──────── Given data ────────

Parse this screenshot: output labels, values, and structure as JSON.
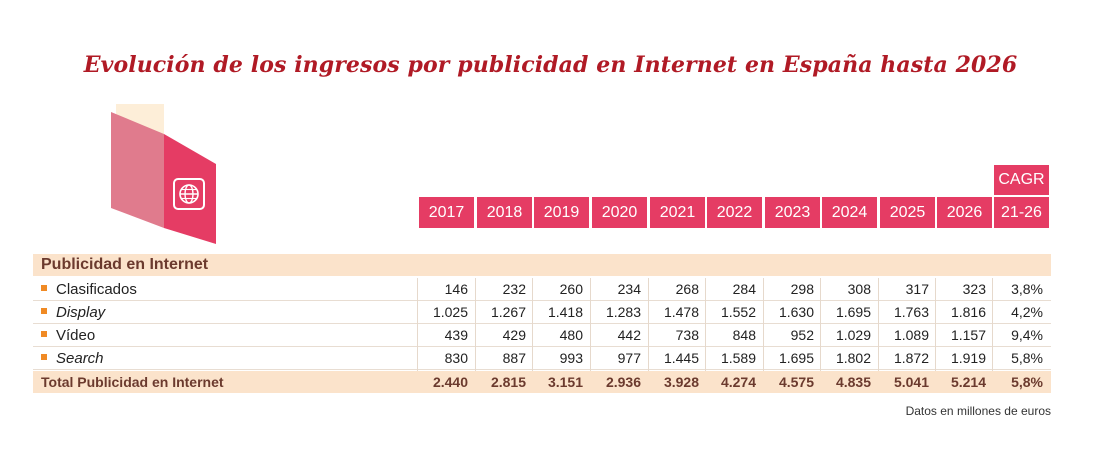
{
  "chart_data": {
    "type": "table",
    "title": "Evolución de los ingresos por publicidad en Internet en España hasta 2026",
    "section_title": "Publicidad en Internet",
    "columns": [
      "2017",
      "2018",
      "2019",
      "2020",
      "2021",
      "2022",
      "2023",
      "2024",
      "2025",
      "2026"
    ],
    "cagr_header": [
      "CAGR",
      "21-26"
    ],
    "rows": [
      {
        "label": "Clasificados",
        "italic": false,
        "values": [
          "146",
          "232",
          "260",
          "234",
          "268",
          "284",
          "298",
          "308",
          "317",
          "323"
        ],
        "cagr": "3,8%"
      },
      {
        "label": "Display",
        "italic": true,
        "values": [
          "1.025",
          "1.267",
          "1.418",
          "1.283",
          "1.478",
          "1.552",
          "1.630",
          "1.695",
          "1.763",
          "1.816"
        ],
        "cagr": "4,2%"
      },
      {
        "label": "Vídeo",
        "italic": false,
        "values": [
          "439",
          "429",
          "480",
          "442",
          "738",
          "848",
          "952",
          "1.029",
          "1.089",
          "1.157"
        ],
        "cagr": "9,4%"
      },
      {
        "label": "Search",
        "italic": true,
        "values": [
          "830",
          "887",
          "993",
          "977",
          "1.445",
          "1.589",
          "1.695",
          "1.802",
          "1.872",
          "1.919"
        ],
        "cagr": "5,8%"
      }
    ],
    "total": {
      "label": "Total Publicidad en Internet",
      "values": [
        "2.440",
        "2.815",
        "3.151",
        "2.936",
        "3.928",
        "4.274",
        "4.575",
        "4.835",
        "5.041",
        "5.214"
      ],
      "cagr": "5,8%"
    },
    "note": "Datos en millones de euros"
  },
  "colors": {
    "title": "#b01a25",
    "header_bg": "#e53c64",
    "band_bg": "#fbe3cb",
    "bullet": "#f08a24",
    "bold_text": "#6b3a2e"
  },
  "logo_icon": "globe-icon"
}
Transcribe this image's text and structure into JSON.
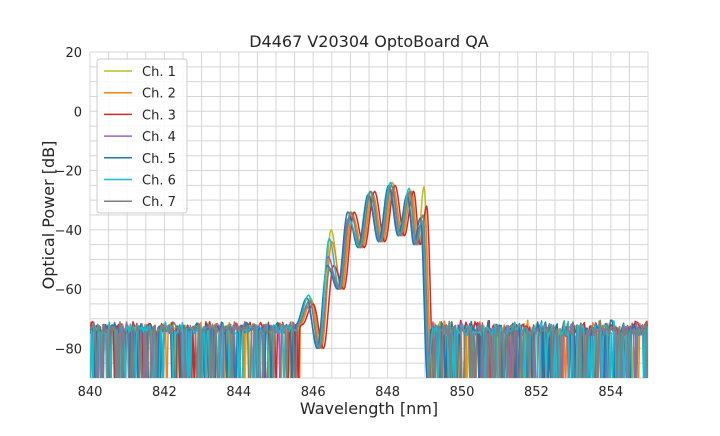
{
  "chart_data": {
    "type": "line",
    "title": "D4467 V20304 OptoBoard QA",
    "xlabel": "Wavelength [nm]",
    "ylabel": "Optical Power [dB]",
    "xlim": [
      840,
      855
    ],
    "ylim": [
      -90,
      20
    ],
    "xticks": [
      840,
      842,
      844,
      846,
      848,
      850,
      852,
      854
    ],
    "yticks": [
      20,
      0,
      -20,
      -40,
      -60,
      -80
    ],
    "grid": true,
    "legend_position": "top-left",
    "noise_floor_range_db": [
      -90,
      -72
    ],
    "lobe_center_wavelengths_nm": [
      845.85,
      846.4,
      846.95,
      847.5,
      848.05,
      848.55,
      848.9
    ],
    "trough_levels_db": [
      -80,
      -60,
      -46,
      -44,
      -42,
      -45
    ],
    "series": [
      {
        "name": "Ch. 1",
        "color": "#bcbd22",
        "shift_nm": 0.08,
        "peaks_db": [
          -63,
          -40,
          -34,
          -28,
          -24,
          -27,
          -25.5
        ]
      },
      {
        "name": "Ch. 2",
        "color": "#ff7f0e",
        "shift_nm": 0.1,
        "peaks_db": [
          -64,
          -44,
          -35,
          -28,
          -26,
          -27,
          -36
        ]
      },
      {
        "name": "Ch. 3",
        "color": "#d62728",
        "shift_nm": 0.15,
        "peaks_db": [
          -65,
          -52,
          -34,
          -27,
          -25,
          -27,
          -32
        ]
      },
      {
        "name": "Ch. 4",
        "color": "#9467bd",
        "shift_nm": 0.0,
        "peaks_db": [
          -66,
          -49,
          -36,
          -29,
          -26,
          -30,
          -38
        ]
      },
      {
        "name": "Ch. 5",
        "color": "#1f77b4",
        "shift_nm": -0.02,
        "peaks_db": [
          -63,
          -52,
          -34,
          -28,
          -25,
          -28,
          -36
        ]
      },
      {
        "name": "Ch. 6",
        "color": "#17becf",
        "shift_nm": 0.03,
        "peaks_db": [
          -62,
          -43,
          -37,
          -27,
          -24,
          -26,
          -37
        ]
      },
      {
        "name": "Ch. 7",
        "color": "#7f7f7f",
        "shift_nm": 0.05,
        "peaks_db": [
          -64,
          -53,
          -34,
          -27,
          -25,
          -27,
          -35
        ]
      }
    ]
  }
}
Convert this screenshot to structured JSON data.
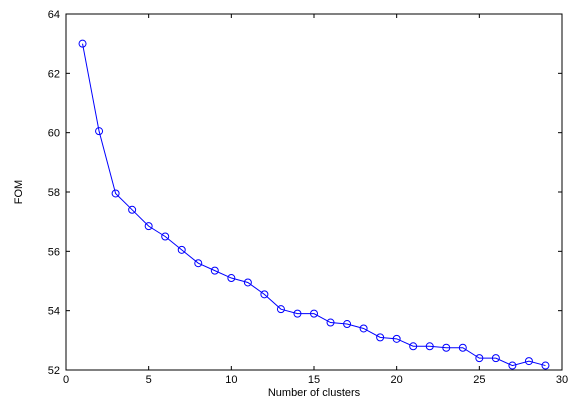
{
  "chart_data": {
    "type": "line",
    "title": "",
    "xlabel": "Number of clusters",
    "ylabel": "FOM",
    "xlim": [
      0,
      30
    ],
    "ylim": [
      52,
      64
    ],
    "xticks": [
      0,
      5,
      10,
      15,
      20,
      25,
      30
    ],
    "yticks": [
      52,
      54,
      56,
      58,
      60,
      62,
      64
    ],
    "grid": false,
    "legend": "none",
    "marker": "circle",
    "series": [
      {
        "color": "#0000ff",
        "x": [
          1,
          2,
          3,
          4,
          5,
          6,
          7,
          8,
          9,
          10,
          11,
          12,
          13,
          14,
          15,
          16,
          17,
          18,
          19,
          20,
          21,
          22,
          23,
          24,
          25,
          26,
          27,
          28,
          29
        ],
        "y": [
          63.0,
          60.05,
          57.95,
          57.4,
          56.85,
          56.5,
          56.05,
          55.6,
          55.35,
          55.1,
          54.95,
          54.55,
          54.05,
          53.9,
          53.9,
          53.6,
          53.55,
          53.4,
          53.1,
          53.05,
          52.8,
          52.8,
          52.75,
          52.75,
          52.4,
          52.4,
          52.15,
          52.3,
          52.15
        ]
      }
    ]
  }
}
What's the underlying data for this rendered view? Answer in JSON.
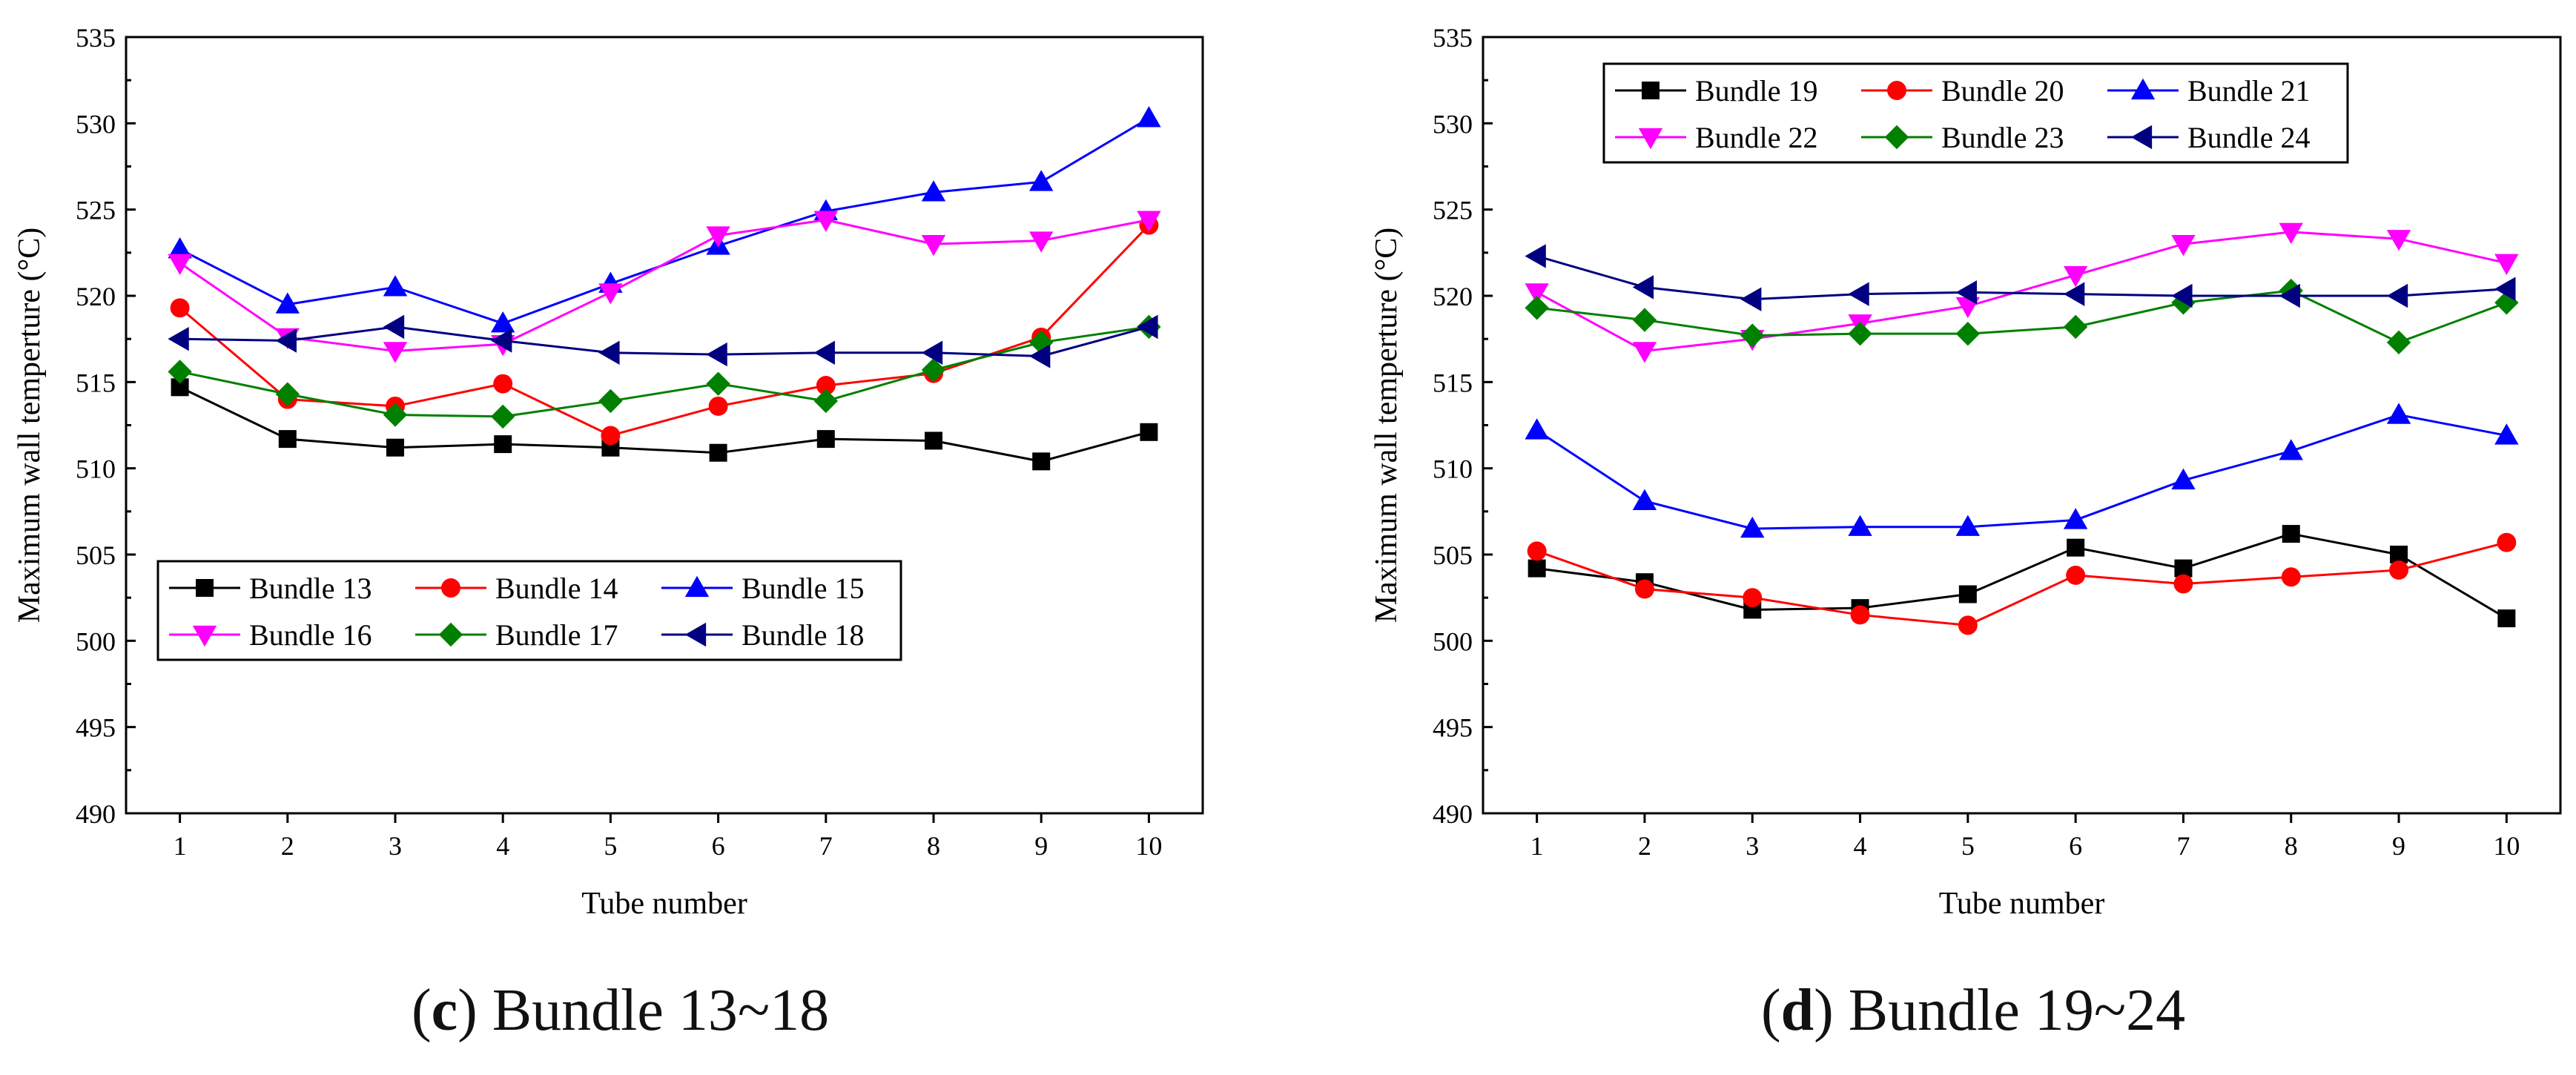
{
  "chart_data": [
    {
      "type": "line",
      "title": "",
      "xlabel": "Tube number",
      "ylabel": "Maximum wall temperture (°C)",
      "xlim": [
        0.5,
        10.5
      ],
      "ylim": [
        490,
        535
      ],
      "x": [
        1,
        2,
        3,
        4,
        5,
        6,
        7,
        8,
        9,
        10
      ],
      "xticks": [
        "1",
        "2",
        "3",
        "4",
        "5",
        "6",
        "7",
        "8",
        "9",
        "10"
      ],
      "yticks": [
        "490",
        "495",
        "500",
        "505",
        "510",
        "515",
        "520",
        "525",
        "530",
        "535"
      ],
      "legend_position": "bottom-left",
      "series": [
        {
          "name": "Bundle 13",
          "color": "#000000",
          "marker": "square",
          "values": [
            514.7,
            511.7,
            511.2,
            511.4,
            511.2,
            510.9,
            511.7,
            511.6,
            510.4,
            512.1
          ]
        },
        {
          "name": "Bundle 14",
          "color": "#ff0000",
          "marker": "circle",
          "values": [
            519.3,
            514.0,
            513.6,
            514.9,
            511.9,
            513.6,
            514.8,
            515.5,
            517.6,
            524.1
          ]
        },
        {
          "name": "Bundle 15",
          "color": "#0000ff",
          "marker": "triangle-up",
          "values": [
            522.7,
            519.5,
            520.5,
            518.4,
            520.7,
            522.9,
            524.9,
            526.0,
            526.6,
            530.3
          ]
        },
        {
          "name": "Bundle 16",
          "color": "#ff00ff",
          "marker": "triangle-down",
          "values": [
            521.9,
            517.6,
            516.8,
            517.2,
            520.2,
            523.5,
            524.4,
            523.0,
            523.2,
            524.4
          ]
        },
        {
          "name": "Bundle 17",
          "color": "#008000",
          "marker": "diamond",
          "values": [
            515.6,
            514.3,
            513.1,
            513.0,
            513.9,
            514.9,
            513.9,
            515.7,
            517.3,
            518.2
          ]
        },
        {
          "name": "Bundle 18",
          "color": "#000080",
          "marker": "triangle-left",
          "values": [
            517.5,
            517.4,
            518.2,
            517.4,
            516.7,
            516.6,
            516.7,
            516.7,
            516.5,
            518.2
          ]
        }
      ]
    },
    {
      "type": "line",
      "title": "",
      "xlabel": "Tube number",
      "ylabel": "Maximum wall temperture (°C)",
      "xlim": [
        0.5,
        10.5
      ],
      "ylim": [
        490,
        535
      ],
      "x": [
        1,
        2,
        3,
        4,
        5,
        6,
        7,
        8,
        9,
        10
      ],
      "xticks": [
        "1",
        "2",
        "3",
        "4",
        "5",
        "6",
        "7",
        "8",
        "9",
        "10"
      ],
      "yticks": [
        "490",
        "495",
        "500",
        "505",
        "510",
        "515",
        "520",
        "525",
        "530",
        "535"
      ],
      "legend_position": "top-left",
      "series": [
        {
          "name": "Bundle 19",
          "color": "#000000",
          "marker": "square",
          "values": [
            504.2,
            503.4,
            501.8,
            501.9,
            502.7,
            505.4,
            504.2,
            506.2,
            505.0,
            501.3
          ]
        },
        {
          "name": "Bundle 20",
          "color": "#ff0000",
          "marker": "circle",
          "values": [
            505.2,
            503.0,
            502.5,
            501.5,
            500.9,
            503.8,
            503.3,
            503.7,
            504.1,
            505.7
          ]
        },
        {
          "name": "Bundle 21",
          "color": "#0000ff",
          "marker": "triangle-up",
          "values": [
            512.2,
            508.1,
            506.5,
            506.6,
            506.6,
            507.0,
            509.3,
            511.0,
            513.1,
            511.9
          ]
        },
        {
          "name": "Bundle 22",
          "color": "#ff00ff",
          "marker": "triangle-down",
          "values": [
            520.2,
            516.8,
            517.5,
            518.4,
            519.4,
            521.2,
            523.0,
            523.7,
            523.3,
            521.9
          ]
        },
        {
          "name": "Bundle 23",
          "color": "#008000",
          "marker": "diamond",
          "values": [
            519.3,
            518.6,
            517.7,
            517.8,
            517.8,
            518.2,
            519.6,
            520.3,
            517.3,
            519.6
          ]
        },
        {
          "name": "Bundle 24",
          "color": "#000080",
          "marker": "triangle-left",
          "values": [
            522.3,
            520.5,
            519.8,
            520.1,
            520.2,
            520.1,
            520.0,
            520.0,
            520.0,
            520.4
          ]
        }
      ]
    }
  ],
  "captions": [
    {
      "letter": "c",
      "text": "Bundle 13~18"
    },
    {
      "letter": "d",
      "text": "Bundle 19~24"
    }
  ]
}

────────

**Problem details**. Filter lines by "this" and return each hit.

**Written reply**.
Parse this screenshot: output labels, values, and structure as JSON.
Transcribe this image's text and structure into JSON.
Convert this screenshot to structured JSON data.
What's the underlying data for this rendered view? Answer in JSON.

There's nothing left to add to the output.